**Work to complete**
Copy out all of the rows below, swapping "x-tick-label" for "x-axis-tick" everywhere and keeping every other character unchanged. Do not include the pictures.

**Material to process**
+ + + + + + +

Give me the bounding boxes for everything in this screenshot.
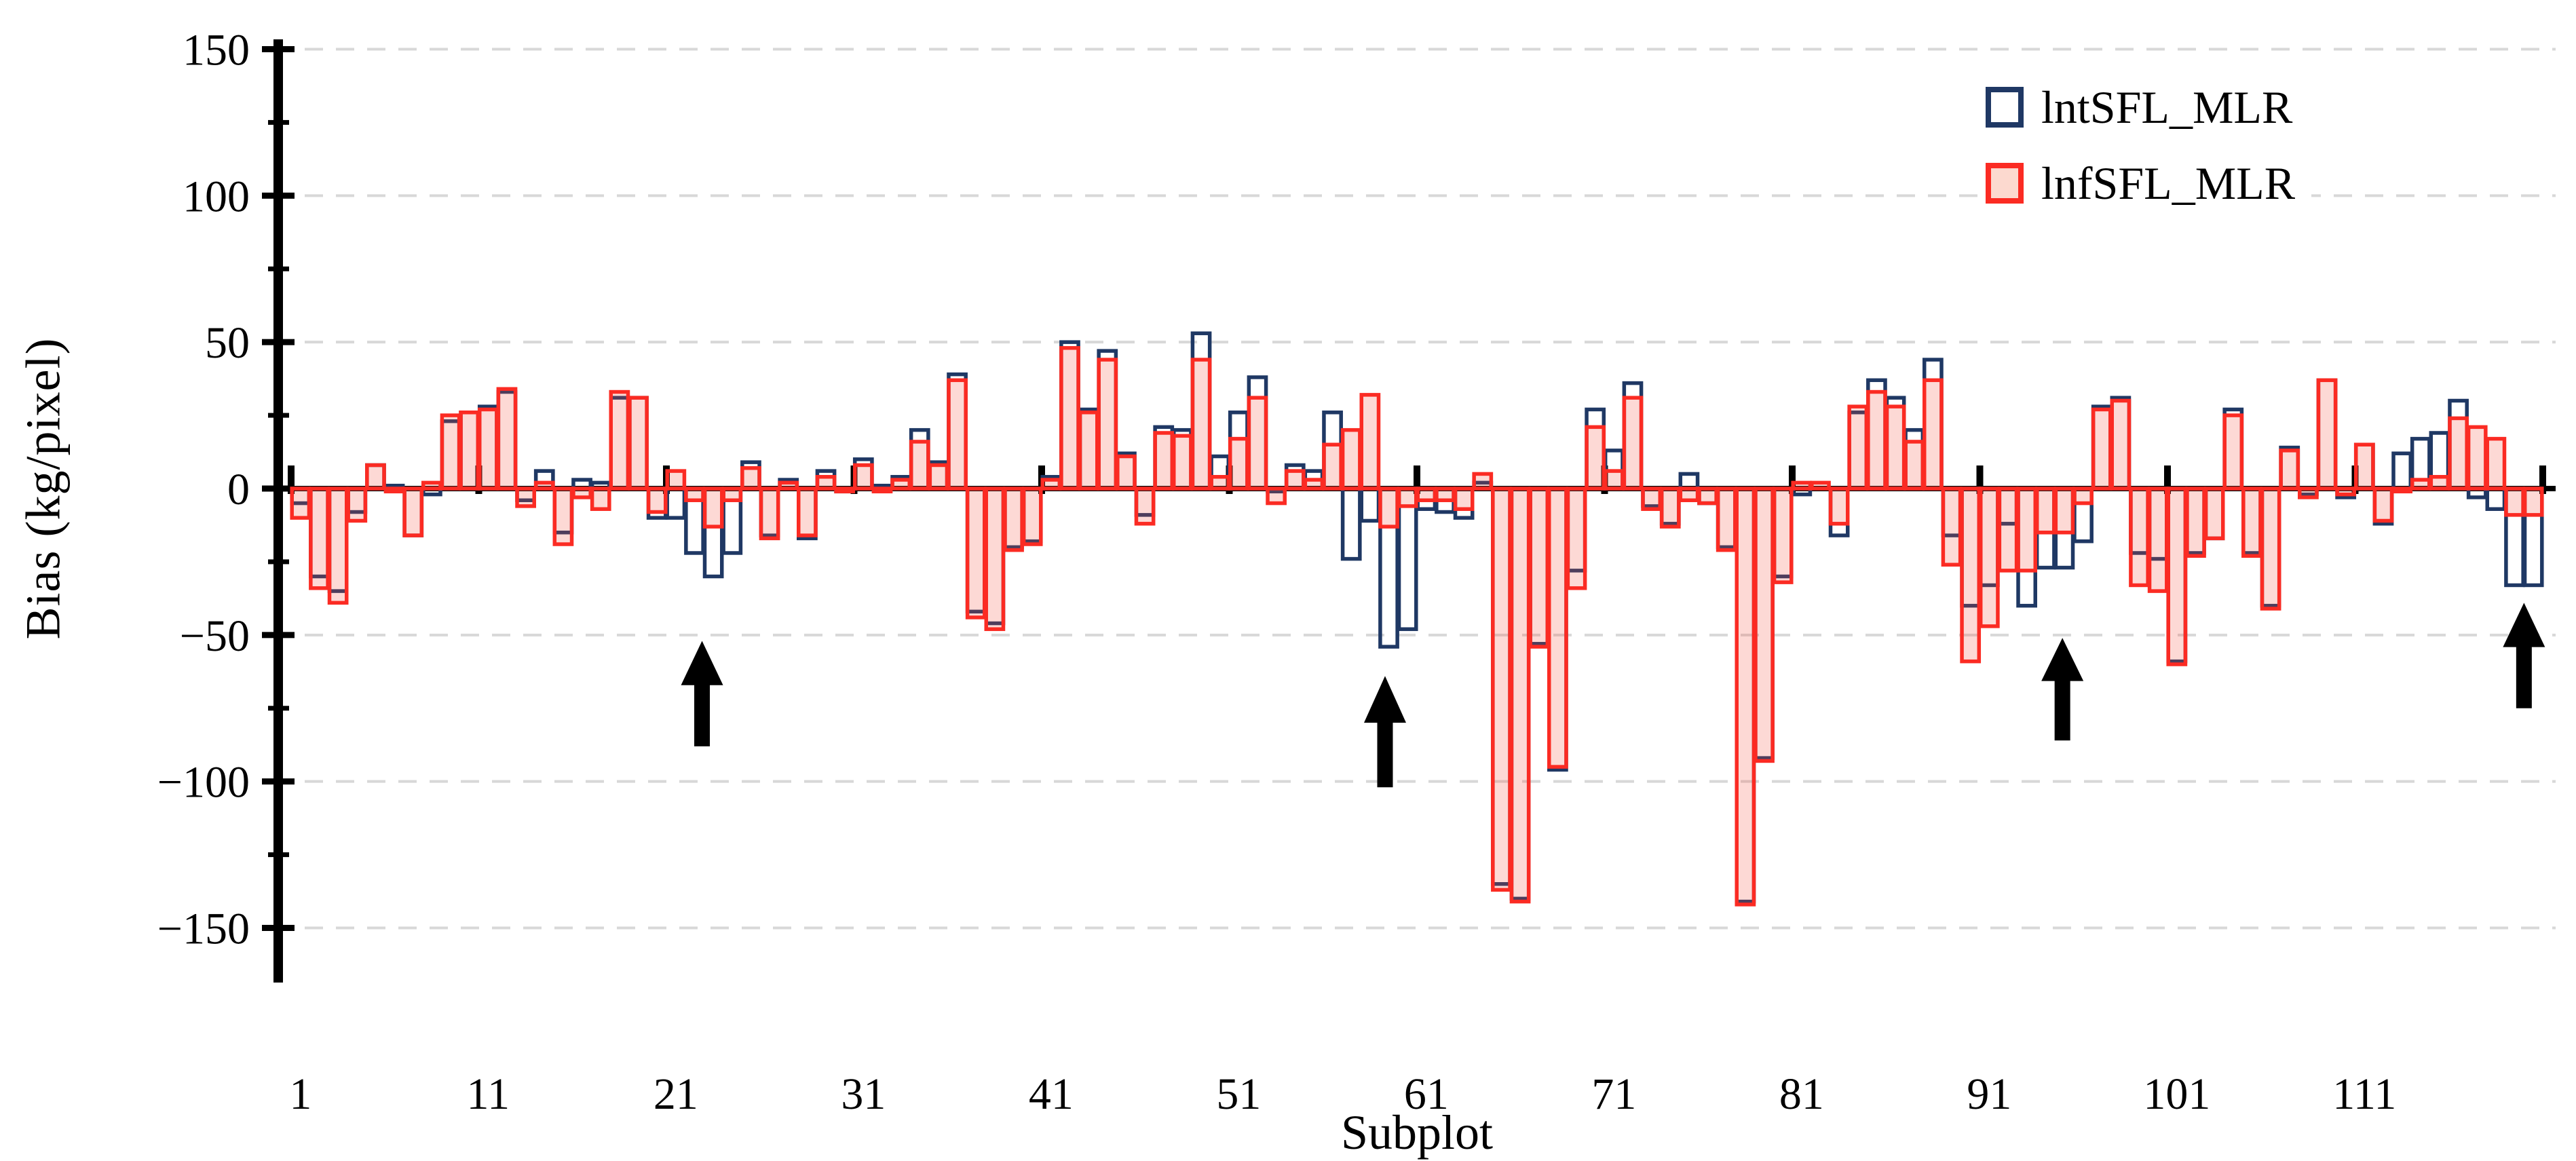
x-tick-label: 1: [289, 1069, 311, 1119]
x-tick-label: 11: [467, 1069, 510, 1119]
x-tick-label: 41: [1029, 1069, 1074, 1119]
x-tick-label: 51: [1216, 1069, 1261, 1119]
x-tick-label: 101: [2143, 1069, 2210, 1119]
x-tick-label: 81: [1779, 1069, 1824, 1119]
x-tick-label: 31: [841, 1069, 886, 1119]
y-tick-label: 150: [183, 25, 250, 75]
legend: lntSFL_MLR lnfSFL_MLR: [1983, 80, 2312, 214]
y-tick-label: −150: [157, 905, 250, 954]
legend-item-lntsfl-mlr: lntSFL_MLR: [1986, 84, 2295, 130]
lnfSFL-MLR-swatch-icon: [1986, 163, 2024, 204]
x-axis-title: Subplot: [1340, 1105, 1494, 1160]
x-tick-label: 71: [1591, 1069, 1636, 1119]
y-axis-title: Bias (kg/pixel): [16, 337, 71, 640]
y-tick-label: 100: [183, 172, 250, 221]
x-tick-label: 111: [2332, 1069, 2396, 1119]
lntSFL-MLR-swatch-icon: [1986, 87, 2024, 128]
y-tick-label: −100: [157, 758, 250, 807]
y-tick-label: 0: [227, 465, 250, 514]
lntSFL-MLR-legend-label: lntSFL_MLR: [2041, 81, 2293, 133]
lnfSFL-MLR-legend-label: lnfSFL_MLR: [2041, 157, 2296, 209]
y-tick-label: 50: [205, 318, 250, 368]
y-tick-label: −50: [180, 611, 250, 661]
x-tick-label: 21: [654, 1069, 698, 1119]
x-tick-label: 91: [1967, 1069, 2011, 1119]
x-tick-label: 61: [1404, 1069, 1449, 1119]
legend-item-lnfsfl-mlr: lnfSFL_MLR: [1986, 160, 2295, 206]
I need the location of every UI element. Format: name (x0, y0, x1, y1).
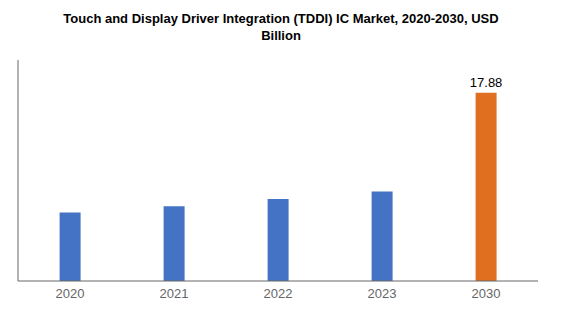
svg-text:2023: 2023 (368, 286, 397, 301)
html-text:Touch and Display Driver Integ: Touch and Display Driver Integration (TD… (63, 11, 499, 26)
svg-text:2022: 2022 (264, 286, 293, 301)
svg-text:2021: 2021 (160, 286, 189, 301)
html-text:Billion: Billion (261, 28, 301, 43)
svg-text:2030: 2030 (472, 286, 501, 301)
svg-text:2020: 2020 (56, 286, 85, 301)
svg-text:17.88: 17.88 (470, 75, 503, 90)
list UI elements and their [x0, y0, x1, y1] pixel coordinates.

+ + + + + + +

**Written solution**
Give me the bounding boxes for everything in this screenshot.
x-axis-tick: 1: [289, 1069, 311, 1119]
x-axis-tick: 11: [467, 1069, 510, 1119]
x-axis-tick: 41: [1029, 1069, 1074, 1119]
x-axis-tick: 51: [1216, 1069, 1261, 1119]
x-axis-tick: 101: [2143, 1069, 2210, 1119]
x-axis-tick: 81: [1779, 1069, 1824, 1119]
x-axis-tick: 31: [841, 1069, 886, 1119]
y-tick-label: 150: [183, 25, 250, 75]
legend: lntSFL_MLR lnfSFL_MLR: [1983, 80, 2312, 214]
y-tick-label: −150: [157, 905, 250, 954]
legend-item-lntsfl-mlr: lntSFL_MLR: [1986, 84, 2295, 130]
lnfSFL-MLR-swatch-icon: [1986, 163, 2024, 204]
x-axis-title: Subplot: [1340, 1105, 1494, 1160]
x-axis-tick: 71: [1591, 1069, 1636, 1119]
y-axis-title: Bias (kg/pixel): [16, 337, 71, 640]
y-tick-label: 100: [183, 172, 250, 221]
x-axis-tick: 111: [2332, 1069, 2396, 1119]
lntSFL-MLR-swatch-icon: [1986, 87, 2024, 128]
y-tick-label: −100: [157, 758, 250, 807]
y-tick-label: 0: [227, 465, 250, 514]
lntSFL-MLR-legend-label: lntSFL_MLR: [2041, 81, 2293, 133]
lnfSFL-MLR-legend-label: lnfSFL_MLR: [2041, 157, 2296, 209]
y-tick-label: 50: [205, 318, 250, 368]
y-tick-label: −50: [180, 611, 250, 661]
x-axis-tick: 21: [654, 1069, 698, 1119]
x-axis-tick: 91: [1967, 1069, 2011, 1119]
x-axis-tick: 61: [1404, 1069, 1449, 1119]
legend-item-lnfsfl-mlr: lnfSFL_MLR: [1986, 160, 2295, 206]
I need the location of every UI element. Format: name (x0, y0, x1, y1).
svg-text:2023: 2023 (368, 286, 397, 301)
html-text:Touch and Display Driver Integ: Touch and Display Driver Integration (TD… (63, 11, 499, 26)
svg-text:2022: 2022 (264, 286, 293, 301)
svg-text:2021: 2021 (160, 286, 189, 301)
html-text:Billion: Billion (261, 28, 301, 43)
svg-text:2030: 2030 (472, 286, 501, 301)
svg-text:2020: 2020 (56, 286, 85, 301)
svg-text:17.88: 17.88 (470, 75, 503, 90)
list UI elements and their [x0, y0, x1, y1] pixel coordinates.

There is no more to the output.